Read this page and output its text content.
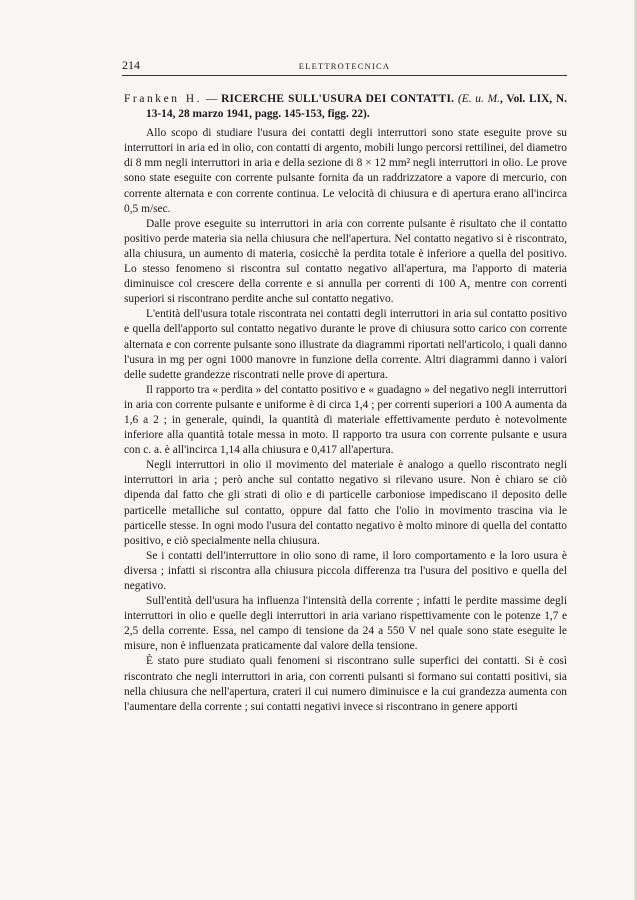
214	ELETTROTECNICA

Franken H. — RICERCHE SULL'USURA DEI CONTATTI. (E. u. M., Vol. LIX, N. 13-14, 28 marzo 1941, pagg. 145-153, figg. 22).

Allo scopo di studiare l'usura dei contatti degli interruttori sono state eseguite prove su interruttori in aria ed in olio, con contatti di argento, mobili lungo percorsi rettilinei, del diametro di 8 mm negli interruttori in aria e della sezione di 8 × 12 mm² negli interruttori in olio. Le prove sono state eseguite con corrente pulsante fornita da un raddrizzatore a vapore di mercurio, con corrente alternata e con corrente continua. Le velocità di chiusura e di apertura erano all'incirca 0,5 m/sec.

Dalle prove eseguite su interruttori in aria con corrente pulsante è risultato che il contatto positivo perde materia sia nella chiusura che nell'apertura. Nel contatto negativo si è riscontrato, alla chiusura, un aumento di materia, cosicchè la perdita totale è inferiore a quella del positivo. Lo stesso fenomeno si riscontra sul contatto negativo all'apertura, ma l'apporto di materia diminuisce col crescere della corrente e si annulla per correnti di 100 A, mentre con correnti superiori si riscontrano perdite anche sul contatto negativo.

L'entità dell'usura totale riscontrata nei contatti degli interruttori in aria sul contatto positivo e quella dell'apporto sul contatto negativo durante le prove di chiusura sotto carico con corrente alternata e con corrente pulsante sono illustrate da diagrammi riportati nell'articolo, i quali danno l'usura in mg per ogni 1000 manovre in funzione della corrente. Altri diagrammi danno i valori delle sudette grandezze riscontrati nelle prove di apertura.

Il rapporto tra « perdita » del contatto positivo e « guadagno » del negativo negli interruttori in aria con corrente pulsante e uniforme è di circa 1,4 ; per correnti superiori a 100 A aumenta da 1,6 a 2 ; in generale, quindi, la quantità di materiale effettivamente perduto è notevolmente inferiore alla quantità totale messa in moto. Il rapporto tra usura con corrente pulsante e usura con c. a. è all'incirca 1,14 alla chiusura e 0,417 all'apertura.

Negli interruttori in olio il movimento del materiale è analogo a quello riscontrato negli interruttori in aria ; però anche sul contatto negativo si rilevano usure. Non è chiaro se ciò dipenda dal fatto che gli strati di olio e di particelle carboniose impediscano il deposito delle particelle metalliche sul contatto, oppure dal fatto che l'olio in movimento trascina via le particelle stesse. In ogni modo l'usura del contatto negativo è molto minore di quella del contatto positivo, e ciò specialmente nella chiusura.

Se i contatti dell'interruttore in olio sono di rame, il loro comportamento e la loro usura è diversa ; infatti si riscontra alla chiusura piccola differenza tra l'usura del positivo e quella del negativo.

Sull'entità dell'usura ha influenza l'intensità della corrente ; infatti le perdite massime degli interruttori in olio e quelle degli interruttori in aria variano rispettivamente con le potenze 1,7 e 2,5 della corrente. Essa, nel campo di tensione da 24 a 550 V nel quale sono state eseguite le misure, non è influenzata praticamente dal valore della tensione.

È stato pure studiato quali fenomeni si riscontrano sulle superfici dei contatti. Si è così riscontrato che negli interruttori in aria, con correnti pulsanti si formano sui contatti positivi, sia nella chiusura che nell'apertura, crateri il cui numero diminuisce e la cui grandezza aumenta con l'aumentare della corrente ; sui contatti negativi invece si riscontrano in genere apporti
┄┄┄┄┄┄
- Aim of the task
Write out all the entries word for word, but skip any images.

- Expected answer
Read this page and output its text content.
214	ELETTROTECNICA

Franken H. — RICERCHE SULL'USURA DEI CONTATTI. (E. u. M., Vol. LIX, N. 13-14, 28 marzo 1941, pagg. 145-153, figg. 22).

Allo scopo di studiare l'usura dei contatti degli interruttori sono state eseguite prove su interruttori in aria ed in olio, con contatti di argento, mobili lungo percorsi rettilinei, del diametro di 8 mm negli interruttori in aria e della sezione di 8 × 12 mm² negli interruttori in olio. Le prove sono state eseguite con corrente pulsante fornita da un raddrizzatore a vapore di mercurio, con corrente alternata e con corrente continua. Le velocità di chiusura e di apertura erano all'incirca 0,5 m/sec.

Dalle prove eseguite su interruttori in aria con corrente pulsante è risultato che il contatto positivo perde materia sia nella chiusura che nell'apertura. Nel contatto negativo si è riscontrato, alla chiusura, un aumento di materia, cosicchè la perdita totale è inferiore a quella del positivo. Lo stesso fenomeno si riscontra sul contatto negativo all'apertura, ma l'apporto di materia diminuisce col crescere della corrente e si annulla per correnti di 100 A, mentre con correnti superiori si riscontrano perdite anche sul contatto negativo.

L'entità dell'usura totale riscontrata nei contatti degli interruttori in aria sul contatto positivo e quella dell'apporto sul contatto negativo durante le prove di chiusura sotto carico con corrente alternata e con corrente pulsante sono illustrate da diagrammi riportati nell'articolo, i quali danno l'usura in mg per ogni 1000 manovre in funzione della corrente. Altri diagrammi danno i valori delle sudette grandezze riscontrati nelle prove di apertura.

Il rapporto tra « perdita » del contatto positivo e « guadagno » del negativo negli interruttori in aria con corrente pulsante e uniforme è di circa 1,4 ; per correnti superiori a 100 A aumenta da 1,6 a 2 ; in generale, quindi, la quantità di materiale effettivamente perduto è notevolmente inferiore alla quantità totale messa in moto. Il rapporto tra usura con corrente pulsante e usura con c. a. è all'incirca 1,14 alla chiusura e 0,417 all'apertura.

Negli interruttori in olio il movimento del materiale è analogo a quello riscontrato negli interruttori in aria ; però anche sul contatto negativo si rilevano usure. Non è chiaro se ciò dipenda dal fatto che gli strati di olio e di particelle carboniose impediscano il deposito delle particelle metalliche sul contatto, oppure dal fatto che l'olio in movimento trascina via le particelle stesse. In ogni modo l'usura del contatto negativo è molto minore di quella del contatto positivo, e ciò specialmente nella chiusura.

Se i contatti dell'interruttore in olio sono di rame, il loro comportamento e la loro usura è diversa ; infatti si riscontra alla chiusura piccola differenza tra l'usura del positivo e quella del negativo.

Sull'entità dell'usura ha influenza l'intensità della corrente ; infatti le perdite massime degli interruttori in olio e quelle degli interruttori in aria variano rispettivamente con le potenze 1,7 e 2,5 della corrente. Essa, nel campo di tensione da 24 a 550 V nel quale sono state eseguite le misure, non è influenzata praticamente dal valore della tensione.

È stato pure studiato quali fenomeni si riscontrano sulle superfici dei contatti. Si è così riscontrato che negli interruttori in aria, con correnti pulsanti si formano sui contatti positivi, sia nella chiusura che nell'apertura, crateri il cui numero diminuisce e la cui grandezza aumenta con l'aumentare della corrente ; sui contatti negativi invece si riscontrano in genere apporti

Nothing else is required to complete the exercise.